▶ **Set problem**:
Using the listing below, select the lines with the word "Newbury" and copy them.

▶ **Data to use**:
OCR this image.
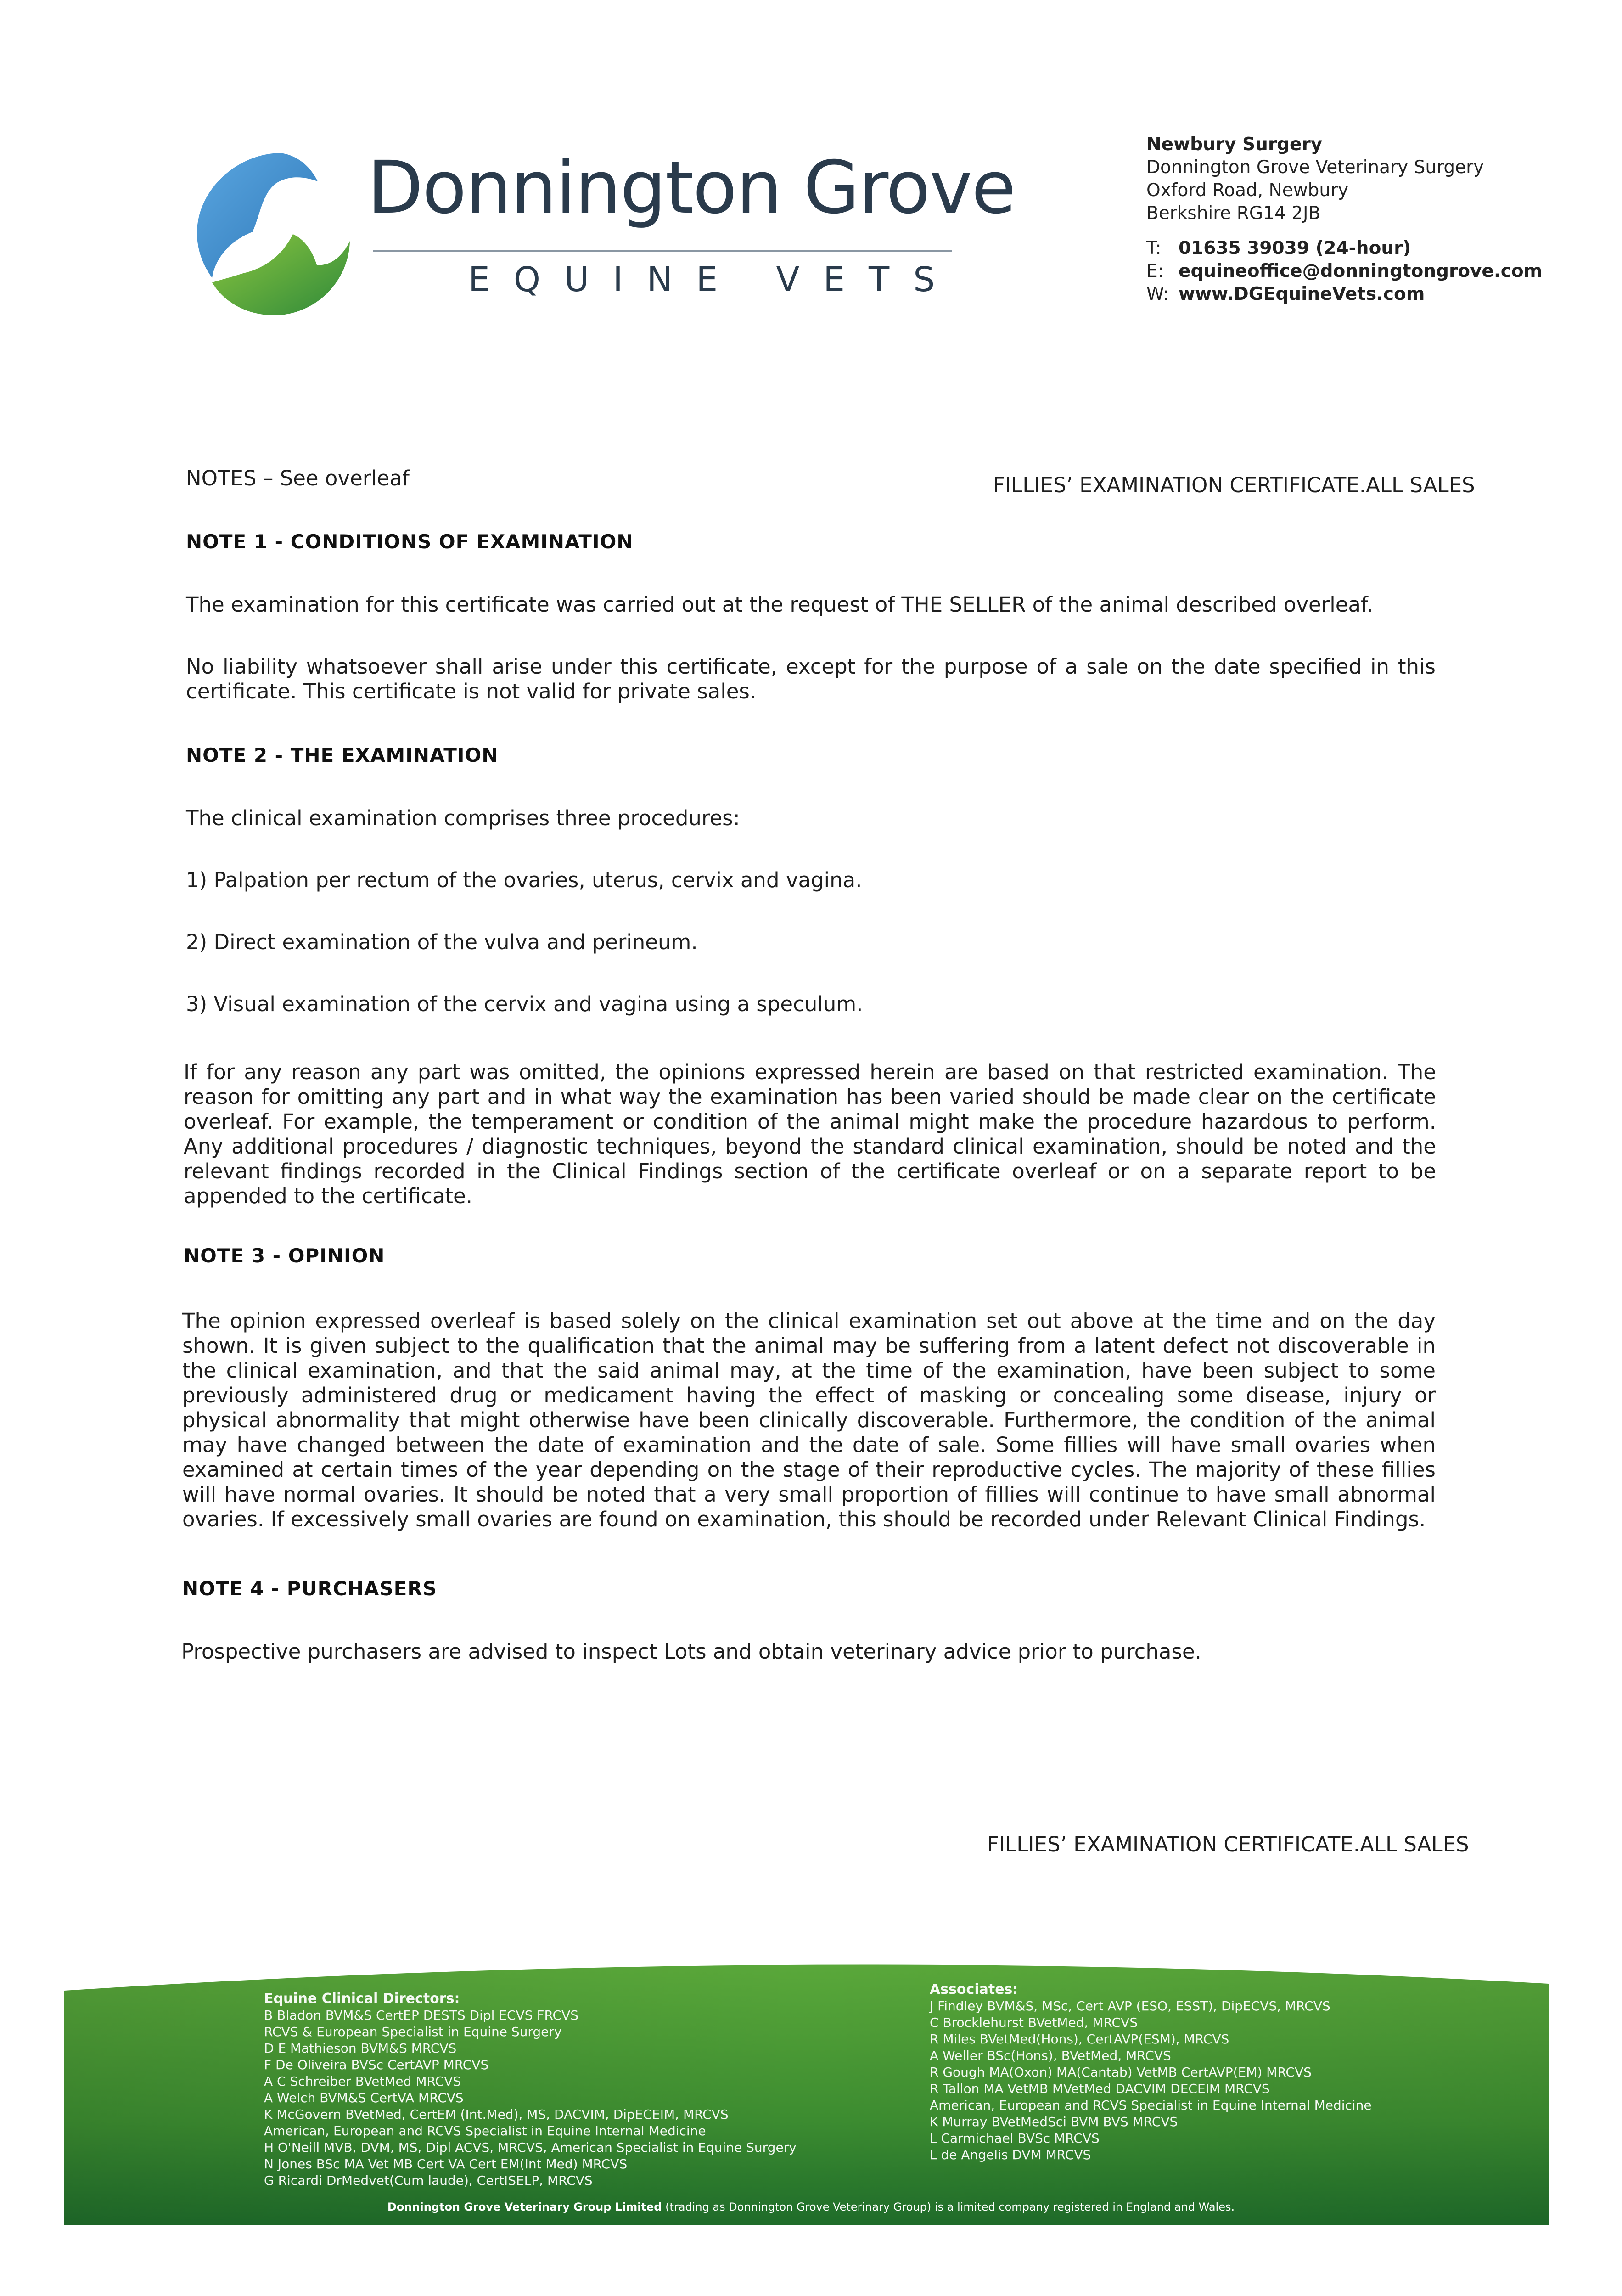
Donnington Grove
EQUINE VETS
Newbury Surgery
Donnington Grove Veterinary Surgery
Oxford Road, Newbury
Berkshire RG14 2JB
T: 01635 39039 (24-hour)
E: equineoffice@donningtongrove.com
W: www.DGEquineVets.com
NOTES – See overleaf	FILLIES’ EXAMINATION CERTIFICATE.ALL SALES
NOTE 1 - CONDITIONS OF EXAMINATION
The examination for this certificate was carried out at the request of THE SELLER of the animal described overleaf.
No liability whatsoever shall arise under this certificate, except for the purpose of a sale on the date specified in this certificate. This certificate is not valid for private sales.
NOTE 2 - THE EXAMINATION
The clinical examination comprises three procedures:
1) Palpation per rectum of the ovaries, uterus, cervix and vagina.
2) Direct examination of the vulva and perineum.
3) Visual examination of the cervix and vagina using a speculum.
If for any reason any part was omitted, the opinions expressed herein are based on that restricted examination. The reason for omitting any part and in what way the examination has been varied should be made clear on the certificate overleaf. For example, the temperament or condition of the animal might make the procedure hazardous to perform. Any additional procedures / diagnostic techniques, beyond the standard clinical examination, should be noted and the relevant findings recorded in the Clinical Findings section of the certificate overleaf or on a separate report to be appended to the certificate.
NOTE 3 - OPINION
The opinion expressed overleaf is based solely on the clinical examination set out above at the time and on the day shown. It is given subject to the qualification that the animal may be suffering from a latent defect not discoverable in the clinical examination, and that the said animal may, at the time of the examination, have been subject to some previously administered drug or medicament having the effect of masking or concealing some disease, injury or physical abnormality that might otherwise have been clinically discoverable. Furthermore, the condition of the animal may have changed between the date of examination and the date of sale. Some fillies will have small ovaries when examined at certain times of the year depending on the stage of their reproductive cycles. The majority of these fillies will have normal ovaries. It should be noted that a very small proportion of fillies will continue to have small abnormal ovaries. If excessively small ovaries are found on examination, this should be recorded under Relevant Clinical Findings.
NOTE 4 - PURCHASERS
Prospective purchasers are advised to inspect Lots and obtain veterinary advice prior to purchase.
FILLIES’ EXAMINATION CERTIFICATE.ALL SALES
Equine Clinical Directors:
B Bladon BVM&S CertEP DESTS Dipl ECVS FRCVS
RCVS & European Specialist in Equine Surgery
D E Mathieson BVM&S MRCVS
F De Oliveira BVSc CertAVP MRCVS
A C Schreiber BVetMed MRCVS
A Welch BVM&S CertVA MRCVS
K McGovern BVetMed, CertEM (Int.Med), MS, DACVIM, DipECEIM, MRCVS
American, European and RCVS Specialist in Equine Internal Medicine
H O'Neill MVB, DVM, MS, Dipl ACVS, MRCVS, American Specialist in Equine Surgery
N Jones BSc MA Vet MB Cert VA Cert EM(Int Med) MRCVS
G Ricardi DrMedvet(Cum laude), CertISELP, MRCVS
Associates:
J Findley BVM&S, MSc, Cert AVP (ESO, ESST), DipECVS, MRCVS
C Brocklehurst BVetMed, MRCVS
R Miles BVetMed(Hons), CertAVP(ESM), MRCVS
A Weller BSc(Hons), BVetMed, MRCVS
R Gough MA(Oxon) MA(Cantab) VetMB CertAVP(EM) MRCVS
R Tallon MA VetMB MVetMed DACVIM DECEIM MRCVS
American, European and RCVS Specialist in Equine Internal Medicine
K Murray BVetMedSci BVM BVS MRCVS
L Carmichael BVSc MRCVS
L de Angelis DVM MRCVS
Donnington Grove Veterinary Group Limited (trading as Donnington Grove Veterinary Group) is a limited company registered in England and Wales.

▶ **Full response**:
Newbury Surgery
Oxford Road, Newbury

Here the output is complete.